## DIRECTIVES
(A) In the Kubernetes readiness troubleshooting text, list every CPU and memory value set in the YAML resources snippet. Mark each as a request or a limit.
(B) Pick up the Kubernetes readiness troubleshooting text after its last sentence and write the next part.

## DOCUMENT
Then update your readiness logic to handle dependency timeouts gracefully.

5. Adjust Resource Requests and Limits

Resource exhaustion can delay responses to readiness checks, especially under CPU throttling or OOM pressure.

Ensure the Pod has enough resources to handle startup load.

Fix:

Bash
kubectl edit deployment <deployment-name>

Modify the Pod resources:

YAML
resources:

  requests:

    cpu: "250m"

    memory: "256Mi"

  limits:

    cpu: "500m"

    memory: "512Mi"

Then restart the deployment:

Bash
kubectl rollout restart deployment <deployment-name>

6. Tune Probe Thresholds to Prevent Flapping

If the probe oscillates between success and failure due to transient latency, increase the failureThreshold and reduce the periodSeconds for better tolerance.

This prevents unnecessary Pod restarts and false alerts.

## RECORD LIST

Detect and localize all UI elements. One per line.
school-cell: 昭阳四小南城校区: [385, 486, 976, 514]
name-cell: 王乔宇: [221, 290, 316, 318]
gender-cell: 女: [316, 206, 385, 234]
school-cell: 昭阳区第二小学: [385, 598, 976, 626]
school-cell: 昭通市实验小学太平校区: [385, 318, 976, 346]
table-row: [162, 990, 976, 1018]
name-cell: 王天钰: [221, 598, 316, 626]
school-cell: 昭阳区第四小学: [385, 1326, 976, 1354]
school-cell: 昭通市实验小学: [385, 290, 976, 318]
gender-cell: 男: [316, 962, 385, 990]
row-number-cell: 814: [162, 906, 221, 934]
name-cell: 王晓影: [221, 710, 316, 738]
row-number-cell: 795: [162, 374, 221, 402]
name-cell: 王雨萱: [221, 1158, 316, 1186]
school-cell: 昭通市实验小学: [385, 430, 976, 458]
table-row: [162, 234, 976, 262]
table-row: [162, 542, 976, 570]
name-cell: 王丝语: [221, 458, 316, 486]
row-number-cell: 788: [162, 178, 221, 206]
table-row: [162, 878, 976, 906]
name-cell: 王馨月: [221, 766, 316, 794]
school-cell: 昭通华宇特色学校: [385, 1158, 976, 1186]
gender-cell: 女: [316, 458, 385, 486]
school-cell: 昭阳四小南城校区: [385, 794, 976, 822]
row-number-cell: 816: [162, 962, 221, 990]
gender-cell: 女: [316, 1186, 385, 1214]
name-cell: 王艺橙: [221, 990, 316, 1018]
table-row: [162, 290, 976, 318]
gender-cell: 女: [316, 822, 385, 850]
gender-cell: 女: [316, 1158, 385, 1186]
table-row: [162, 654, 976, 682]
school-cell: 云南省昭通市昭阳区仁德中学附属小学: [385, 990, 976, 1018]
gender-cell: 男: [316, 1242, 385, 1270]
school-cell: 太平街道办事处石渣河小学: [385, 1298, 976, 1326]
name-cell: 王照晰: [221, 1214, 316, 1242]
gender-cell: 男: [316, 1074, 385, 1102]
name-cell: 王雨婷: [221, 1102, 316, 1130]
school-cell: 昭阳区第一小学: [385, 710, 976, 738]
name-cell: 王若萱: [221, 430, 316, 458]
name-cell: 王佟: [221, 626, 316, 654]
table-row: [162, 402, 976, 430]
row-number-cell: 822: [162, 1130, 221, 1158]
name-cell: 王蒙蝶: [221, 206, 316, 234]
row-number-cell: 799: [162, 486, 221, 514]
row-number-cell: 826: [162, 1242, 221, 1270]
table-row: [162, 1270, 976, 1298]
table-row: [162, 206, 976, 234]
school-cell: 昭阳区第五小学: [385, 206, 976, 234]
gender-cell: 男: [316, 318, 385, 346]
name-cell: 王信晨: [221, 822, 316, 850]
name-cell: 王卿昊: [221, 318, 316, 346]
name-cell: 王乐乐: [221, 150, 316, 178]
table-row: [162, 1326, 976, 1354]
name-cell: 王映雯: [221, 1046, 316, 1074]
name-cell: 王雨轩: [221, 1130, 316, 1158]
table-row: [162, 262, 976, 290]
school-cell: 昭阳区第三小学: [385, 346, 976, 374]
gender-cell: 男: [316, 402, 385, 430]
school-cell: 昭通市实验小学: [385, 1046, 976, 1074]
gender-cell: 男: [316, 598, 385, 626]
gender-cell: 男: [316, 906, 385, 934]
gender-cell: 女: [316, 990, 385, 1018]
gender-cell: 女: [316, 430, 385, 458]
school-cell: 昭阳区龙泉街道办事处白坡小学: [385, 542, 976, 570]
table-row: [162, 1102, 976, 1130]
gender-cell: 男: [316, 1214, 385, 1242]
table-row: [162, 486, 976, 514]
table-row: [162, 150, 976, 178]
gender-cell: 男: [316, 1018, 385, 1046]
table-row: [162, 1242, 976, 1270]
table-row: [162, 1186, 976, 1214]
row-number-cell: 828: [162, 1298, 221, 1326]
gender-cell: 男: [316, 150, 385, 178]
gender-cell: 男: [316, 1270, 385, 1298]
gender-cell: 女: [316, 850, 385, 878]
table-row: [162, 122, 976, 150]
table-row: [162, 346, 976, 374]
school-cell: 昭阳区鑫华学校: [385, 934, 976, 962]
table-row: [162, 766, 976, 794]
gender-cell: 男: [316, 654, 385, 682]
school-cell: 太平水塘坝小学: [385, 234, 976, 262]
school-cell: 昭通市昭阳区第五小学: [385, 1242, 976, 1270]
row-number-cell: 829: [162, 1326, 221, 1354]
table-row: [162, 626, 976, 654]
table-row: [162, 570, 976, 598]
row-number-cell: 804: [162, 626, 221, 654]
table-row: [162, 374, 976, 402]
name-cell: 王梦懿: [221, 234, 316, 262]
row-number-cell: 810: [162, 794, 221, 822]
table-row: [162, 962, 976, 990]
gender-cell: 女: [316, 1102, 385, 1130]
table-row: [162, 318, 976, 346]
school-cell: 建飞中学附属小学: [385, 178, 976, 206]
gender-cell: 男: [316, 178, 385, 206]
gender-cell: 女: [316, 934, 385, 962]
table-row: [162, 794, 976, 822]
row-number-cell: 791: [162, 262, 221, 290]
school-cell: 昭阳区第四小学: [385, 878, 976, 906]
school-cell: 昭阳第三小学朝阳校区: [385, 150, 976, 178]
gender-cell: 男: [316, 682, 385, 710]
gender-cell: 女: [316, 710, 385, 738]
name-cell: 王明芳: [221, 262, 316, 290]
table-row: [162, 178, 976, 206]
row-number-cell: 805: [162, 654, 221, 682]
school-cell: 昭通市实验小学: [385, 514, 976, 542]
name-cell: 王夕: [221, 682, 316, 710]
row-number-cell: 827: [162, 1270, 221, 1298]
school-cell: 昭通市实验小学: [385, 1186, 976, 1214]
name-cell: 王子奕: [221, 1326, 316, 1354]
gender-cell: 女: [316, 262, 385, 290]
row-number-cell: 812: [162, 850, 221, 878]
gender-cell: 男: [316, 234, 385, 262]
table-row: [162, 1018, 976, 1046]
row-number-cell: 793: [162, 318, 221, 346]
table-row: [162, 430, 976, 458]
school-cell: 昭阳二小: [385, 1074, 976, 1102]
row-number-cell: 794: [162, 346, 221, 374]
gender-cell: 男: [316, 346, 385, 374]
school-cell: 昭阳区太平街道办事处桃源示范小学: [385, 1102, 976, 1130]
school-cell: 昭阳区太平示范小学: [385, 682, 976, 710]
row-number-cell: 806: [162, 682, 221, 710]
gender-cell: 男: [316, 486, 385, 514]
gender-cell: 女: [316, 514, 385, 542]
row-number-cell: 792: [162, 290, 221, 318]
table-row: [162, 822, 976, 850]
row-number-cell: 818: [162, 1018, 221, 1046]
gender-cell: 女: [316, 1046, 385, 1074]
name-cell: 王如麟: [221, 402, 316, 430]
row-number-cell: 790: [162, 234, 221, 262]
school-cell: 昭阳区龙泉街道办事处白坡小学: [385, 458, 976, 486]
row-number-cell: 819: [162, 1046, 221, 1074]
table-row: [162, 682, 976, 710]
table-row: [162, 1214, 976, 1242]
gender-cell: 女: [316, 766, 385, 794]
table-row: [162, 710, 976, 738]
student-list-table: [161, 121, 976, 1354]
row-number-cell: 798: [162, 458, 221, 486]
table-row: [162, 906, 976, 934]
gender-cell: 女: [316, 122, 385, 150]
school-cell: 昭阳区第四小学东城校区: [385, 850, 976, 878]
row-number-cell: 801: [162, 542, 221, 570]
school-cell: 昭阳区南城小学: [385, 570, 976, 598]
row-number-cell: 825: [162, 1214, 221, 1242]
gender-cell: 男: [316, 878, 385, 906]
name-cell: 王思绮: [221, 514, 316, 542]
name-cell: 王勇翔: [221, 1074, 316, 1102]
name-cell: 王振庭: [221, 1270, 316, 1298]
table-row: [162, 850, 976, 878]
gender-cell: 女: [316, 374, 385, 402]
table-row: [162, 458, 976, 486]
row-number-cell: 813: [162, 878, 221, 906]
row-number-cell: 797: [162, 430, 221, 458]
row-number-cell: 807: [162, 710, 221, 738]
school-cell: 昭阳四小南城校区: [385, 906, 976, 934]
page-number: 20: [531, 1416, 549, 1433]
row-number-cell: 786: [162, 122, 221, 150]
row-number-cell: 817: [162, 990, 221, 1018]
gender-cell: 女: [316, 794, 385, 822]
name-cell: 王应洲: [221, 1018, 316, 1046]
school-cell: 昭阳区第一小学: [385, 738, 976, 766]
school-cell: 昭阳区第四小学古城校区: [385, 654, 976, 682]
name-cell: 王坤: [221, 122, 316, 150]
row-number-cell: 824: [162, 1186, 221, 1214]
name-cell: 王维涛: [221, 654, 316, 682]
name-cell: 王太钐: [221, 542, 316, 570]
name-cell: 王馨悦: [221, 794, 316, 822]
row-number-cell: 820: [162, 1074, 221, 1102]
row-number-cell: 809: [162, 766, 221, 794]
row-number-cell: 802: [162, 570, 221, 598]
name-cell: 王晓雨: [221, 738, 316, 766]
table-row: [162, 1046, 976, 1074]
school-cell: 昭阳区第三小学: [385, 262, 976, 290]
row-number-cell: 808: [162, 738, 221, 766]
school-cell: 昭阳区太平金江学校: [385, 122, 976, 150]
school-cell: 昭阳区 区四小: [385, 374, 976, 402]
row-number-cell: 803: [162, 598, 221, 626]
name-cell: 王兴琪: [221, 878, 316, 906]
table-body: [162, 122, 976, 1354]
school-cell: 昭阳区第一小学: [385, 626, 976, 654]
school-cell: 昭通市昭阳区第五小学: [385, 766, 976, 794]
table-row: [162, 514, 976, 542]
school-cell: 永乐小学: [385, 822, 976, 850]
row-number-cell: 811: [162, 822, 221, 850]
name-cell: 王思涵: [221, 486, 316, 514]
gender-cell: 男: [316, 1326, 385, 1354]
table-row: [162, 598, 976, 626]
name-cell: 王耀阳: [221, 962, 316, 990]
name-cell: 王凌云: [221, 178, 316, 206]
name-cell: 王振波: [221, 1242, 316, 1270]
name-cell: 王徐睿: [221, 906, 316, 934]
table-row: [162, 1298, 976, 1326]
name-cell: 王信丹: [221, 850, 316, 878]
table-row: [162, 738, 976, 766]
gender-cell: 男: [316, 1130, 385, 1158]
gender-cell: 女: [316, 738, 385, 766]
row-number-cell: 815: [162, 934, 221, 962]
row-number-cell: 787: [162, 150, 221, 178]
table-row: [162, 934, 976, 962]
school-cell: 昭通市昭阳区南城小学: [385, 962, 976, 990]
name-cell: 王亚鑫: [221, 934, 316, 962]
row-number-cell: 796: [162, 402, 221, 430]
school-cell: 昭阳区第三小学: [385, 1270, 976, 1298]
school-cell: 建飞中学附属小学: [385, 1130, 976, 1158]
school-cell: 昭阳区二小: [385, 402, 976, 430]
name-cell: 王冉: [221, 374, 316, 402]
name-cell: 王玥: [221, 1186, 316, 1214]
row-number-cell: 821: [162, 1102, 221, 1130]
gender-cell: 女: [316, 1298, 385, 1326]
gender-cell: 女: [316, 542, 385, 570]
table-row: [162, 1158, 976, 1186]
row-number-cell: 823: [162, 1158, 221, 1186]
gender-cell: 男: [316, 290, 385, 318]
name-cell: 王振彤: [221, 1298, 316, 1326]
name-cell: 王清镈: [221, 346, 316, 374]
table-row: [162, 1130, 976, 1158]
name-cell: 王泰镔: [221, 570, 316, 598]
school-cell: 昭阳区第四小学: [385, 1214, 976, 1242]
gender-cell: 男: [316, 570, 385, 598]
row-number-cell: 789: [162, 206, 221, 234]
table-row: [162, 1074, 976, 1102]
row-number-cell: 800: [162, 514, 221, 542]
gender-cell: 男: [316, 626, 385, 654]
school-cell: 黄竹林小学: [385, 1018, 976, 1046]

## WRITTEN ANSWERS
(A)
Request, CPU: "250m"
Request, memory: "256Mi"
Limit, CPU: "500m"
Limit, memory: "512Mi"

(B)
Fix:

YAML
readinessProbe:

  httpGet:

    path: /ready

    port: 8080

  failureThreshold: 6

  successThreshold: 2

  periodSeconds: 10

These steps collectively help stabilize Pod readiness by aligning the probe configuration with the actual runtime characteristics of your application.

Monitoring Kubernetes Readiness Probe Failed Error with CubeAPM

Detecting and fixing a readiness probe issue is only half the battle — the real challenge is catching it before it disrupts live traffic. CubeAPM helps DevOps teams trace these failures in real time by correlating the four main Kubernetes signal streams — Events, Metrics, Logs, and Rollouts — to identify exactly why and when a Pod transitions to NotReady.

By combining probe response latency, container restart trends, and deployment history, CubeAPM provides end-to-end visibility into readiness degradation, so you can fix configuration or startup issues before users notice.

Step 1 — Install CubeAPM (Helm)

Install CubeAPM’s OpenTelemetry-based agent in your cluster.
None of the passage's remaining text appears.